> [MATERIAL PROVIDED]
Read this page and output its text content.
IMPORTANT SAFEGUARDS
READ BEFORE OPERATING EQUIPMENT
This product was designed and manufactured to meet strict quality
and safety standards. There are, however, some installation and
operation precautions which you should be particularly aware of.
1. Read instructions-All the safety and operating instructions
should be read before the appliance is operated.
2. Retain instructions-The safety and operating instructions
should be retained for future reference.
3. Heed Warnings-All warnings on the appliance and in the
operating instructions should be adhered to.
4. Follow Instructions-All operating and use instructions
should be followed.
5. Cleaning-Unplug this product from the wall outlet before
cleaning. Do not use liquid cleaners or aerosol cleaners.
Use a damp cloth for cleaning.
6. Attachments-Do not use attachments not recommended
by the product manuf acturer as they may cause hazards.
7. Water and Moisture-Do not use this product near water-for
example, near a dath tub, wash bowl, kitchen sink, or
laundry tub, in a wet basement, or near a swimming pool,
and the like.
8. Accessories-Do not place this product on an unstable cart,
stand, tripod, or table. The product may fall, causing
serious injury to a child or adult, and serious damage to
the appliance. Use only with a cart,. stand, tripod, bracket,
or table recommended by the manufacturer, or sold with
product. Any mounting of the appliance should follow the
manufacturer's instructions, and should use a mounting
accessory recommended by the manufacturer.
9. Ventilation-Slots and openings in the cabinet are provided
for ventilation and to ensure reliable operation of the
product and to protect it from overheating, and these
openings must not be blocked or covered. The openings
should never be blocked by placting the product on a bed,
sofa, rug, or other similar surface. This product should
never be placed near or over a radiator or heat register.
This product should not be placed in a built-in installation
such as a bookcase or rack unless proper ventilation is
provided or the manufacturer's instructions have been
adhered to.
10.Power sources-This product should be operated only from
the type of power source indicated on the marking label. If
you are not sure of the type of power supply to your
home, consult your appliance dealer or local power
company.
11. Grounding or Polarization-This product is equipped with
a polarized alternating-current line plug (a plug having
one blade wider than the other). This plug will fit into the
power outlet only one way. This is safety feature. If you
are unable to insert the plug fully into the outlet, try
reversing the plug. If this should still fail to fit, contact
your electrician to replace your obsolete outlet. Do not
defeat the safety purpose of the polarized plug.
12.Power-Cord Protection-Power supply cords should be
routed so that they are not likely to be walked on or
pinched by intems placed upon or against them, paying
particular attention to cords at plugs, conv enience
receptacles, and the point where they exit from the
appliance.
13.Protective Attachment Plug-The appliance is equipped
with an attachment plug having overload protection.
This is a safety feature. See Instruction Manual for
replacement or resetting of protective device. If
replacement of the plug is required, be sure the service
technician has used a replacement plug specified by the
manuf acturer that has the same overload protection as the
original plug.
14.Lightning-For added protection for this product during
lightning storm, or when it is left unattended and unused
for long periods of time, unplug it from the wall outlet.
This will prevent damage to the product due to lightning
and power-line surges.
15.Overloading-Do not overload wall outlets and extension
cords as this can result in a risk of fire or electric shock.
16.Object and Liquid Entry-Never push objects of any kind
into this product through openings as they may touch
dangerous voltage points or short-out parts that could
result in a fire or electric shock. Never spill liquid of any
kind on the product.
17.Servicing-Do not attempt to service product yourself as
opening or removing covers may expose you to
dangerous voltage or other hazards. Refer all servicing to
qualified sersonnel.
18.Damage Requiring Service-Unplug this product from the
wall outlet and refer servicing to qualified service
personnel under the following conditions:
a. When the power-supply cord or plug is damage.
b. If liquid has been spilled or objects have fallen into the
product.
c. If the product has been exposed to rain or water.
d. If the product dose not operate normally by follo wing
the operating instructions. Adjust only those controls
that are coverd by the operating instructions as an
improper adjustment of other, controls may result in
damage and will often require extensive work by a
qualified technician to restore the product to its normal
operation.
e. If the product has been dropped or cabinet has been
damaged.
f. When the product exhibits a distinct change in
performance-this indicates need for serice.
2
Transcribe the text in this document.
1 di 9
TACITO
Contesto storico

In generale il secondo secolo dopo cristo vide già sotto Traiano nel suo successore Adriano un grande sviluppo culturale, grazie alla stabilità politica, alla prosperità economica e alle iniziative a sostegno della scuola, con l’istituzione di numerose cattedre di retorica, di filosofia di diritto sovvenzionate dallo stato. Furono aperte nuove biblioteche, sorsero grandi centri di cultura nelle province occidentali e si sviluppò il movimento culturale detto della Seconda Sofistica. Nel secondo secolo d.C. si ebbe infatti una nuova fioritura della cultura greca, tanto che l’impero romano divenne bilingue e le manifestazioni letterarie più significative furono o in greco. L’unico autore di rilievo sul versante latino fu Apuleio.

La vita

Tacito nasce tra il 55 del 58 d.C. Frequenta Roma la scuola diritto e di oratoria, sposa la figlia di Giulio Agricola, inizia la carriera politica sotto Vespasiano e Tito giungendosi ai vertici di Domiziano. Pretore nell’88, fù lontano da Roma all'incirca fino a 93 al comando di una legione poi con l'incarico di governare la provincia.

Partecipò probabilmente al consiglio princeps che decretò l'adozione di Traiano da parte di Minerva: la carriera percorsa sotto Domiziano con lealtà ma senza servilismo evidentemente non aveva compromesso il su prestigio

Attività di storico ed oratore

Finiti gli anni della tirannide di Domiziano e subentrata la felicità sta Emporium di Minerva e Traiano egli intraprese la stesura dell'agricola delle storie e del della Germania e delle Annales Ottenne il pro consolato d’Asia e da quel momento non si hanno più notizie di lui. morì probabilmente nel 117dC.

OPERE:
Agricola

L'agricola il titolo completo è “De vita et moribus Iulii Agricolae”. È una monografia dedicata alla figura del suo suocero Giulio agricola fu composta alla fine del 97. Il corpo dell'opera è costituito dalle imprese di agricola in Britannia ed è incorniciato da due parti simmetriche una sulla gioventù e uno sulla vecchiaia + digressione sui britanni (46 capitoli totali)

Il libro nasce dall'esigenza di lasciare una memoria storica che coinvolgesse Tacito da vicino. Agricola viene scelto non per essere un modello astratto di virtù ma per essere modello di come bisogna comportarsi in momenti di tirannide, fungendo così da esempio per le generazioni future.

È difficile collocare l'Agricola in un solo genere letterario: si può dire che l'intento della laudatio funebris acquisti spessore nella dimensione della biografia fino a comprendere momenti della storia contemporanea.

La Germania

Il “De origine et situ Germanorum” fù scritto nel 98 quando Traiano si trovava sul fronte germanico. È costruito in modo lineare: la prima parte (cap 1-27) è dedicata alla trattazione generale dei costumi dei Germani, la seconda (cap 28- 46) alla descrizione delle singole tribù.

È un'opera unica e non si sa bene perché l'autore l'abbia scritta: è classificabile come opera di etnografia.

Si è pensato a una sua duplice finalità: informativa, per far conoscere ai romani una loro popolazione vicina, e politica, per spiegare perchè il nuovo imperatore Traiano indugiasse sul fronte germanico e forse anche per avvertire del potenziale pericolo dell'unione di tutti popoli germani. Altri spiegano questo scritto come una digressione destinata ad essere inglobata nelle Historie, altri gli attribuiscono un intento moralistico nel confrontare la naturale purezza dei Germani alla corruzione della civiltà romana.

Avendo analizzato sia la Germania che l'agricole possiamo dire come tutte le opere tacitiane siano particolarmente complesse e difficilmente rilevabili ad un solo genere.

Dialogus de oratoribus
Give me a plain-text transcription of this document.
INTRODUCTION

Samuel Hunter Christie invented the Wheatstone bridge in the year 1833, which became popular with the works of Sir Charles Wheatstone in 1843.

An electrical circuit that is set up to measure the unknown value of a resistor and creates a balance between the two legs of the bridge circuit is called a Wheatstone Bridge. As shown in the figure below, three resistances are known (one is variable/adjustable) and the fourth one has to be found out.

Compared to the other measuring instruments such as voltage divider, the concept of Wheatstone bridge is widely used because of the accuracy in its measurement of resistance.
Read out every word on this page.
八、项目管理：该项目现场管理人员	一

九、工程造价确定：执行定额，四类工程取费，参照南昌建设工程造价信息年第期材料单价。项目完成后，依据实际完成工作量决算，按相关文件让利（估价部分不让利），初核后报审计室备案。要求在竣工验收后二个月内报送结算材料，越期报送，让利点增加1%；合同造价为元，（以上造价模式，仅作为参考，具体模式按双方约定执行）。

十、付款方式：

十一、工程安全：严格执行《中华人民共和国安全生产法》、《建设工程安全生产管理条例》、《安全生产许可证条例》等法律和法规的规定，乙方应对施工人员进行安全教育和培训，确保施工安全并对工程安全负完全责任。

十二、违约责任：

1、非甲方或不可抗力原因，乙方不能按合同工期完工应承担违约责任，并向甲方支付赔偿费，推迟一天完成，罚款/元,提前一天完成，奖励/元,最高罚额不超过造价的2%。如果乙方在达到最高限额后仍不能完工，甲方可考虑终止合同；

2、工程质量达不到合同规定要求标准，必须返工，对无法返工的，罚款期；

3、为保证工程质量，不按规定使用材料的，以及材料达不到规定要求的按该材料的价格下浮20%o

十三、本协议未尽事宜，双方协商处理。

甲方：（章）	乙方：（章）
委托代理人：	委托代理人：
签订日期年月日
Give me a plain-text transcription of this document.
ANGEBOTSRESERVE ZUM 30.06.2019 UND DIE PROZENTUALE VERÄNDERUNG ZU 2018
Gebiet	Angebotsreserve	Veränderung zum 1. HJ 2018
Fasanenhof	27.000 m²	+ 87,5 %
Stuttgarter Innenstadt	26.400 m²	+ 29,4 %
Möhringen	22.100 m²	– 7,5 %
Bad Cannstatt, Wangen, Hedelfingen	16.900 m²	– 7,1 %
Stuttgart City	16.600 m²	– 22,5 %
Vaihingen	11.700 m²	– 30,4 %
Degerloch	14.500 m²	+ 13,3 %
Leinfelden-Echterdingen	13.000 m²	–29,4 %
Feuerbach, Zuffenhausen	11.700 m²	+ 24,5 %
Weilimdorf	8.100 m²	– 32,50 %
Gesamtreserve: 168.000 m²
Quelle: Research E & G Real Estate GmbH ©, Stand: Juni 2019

> [REQUEST] Lines that include the word "voltage" are to be extracted from the data above.

> [COMPLETED TASK]
dangerous voltage points or short-out parts that could
dangerous voltage or other hazards. Refer all servicing to
Compared to the other measuring instruments such as voltage divider, the concept of Wheatstone bridge is widely used because of the accuracy in its measurement of resistance.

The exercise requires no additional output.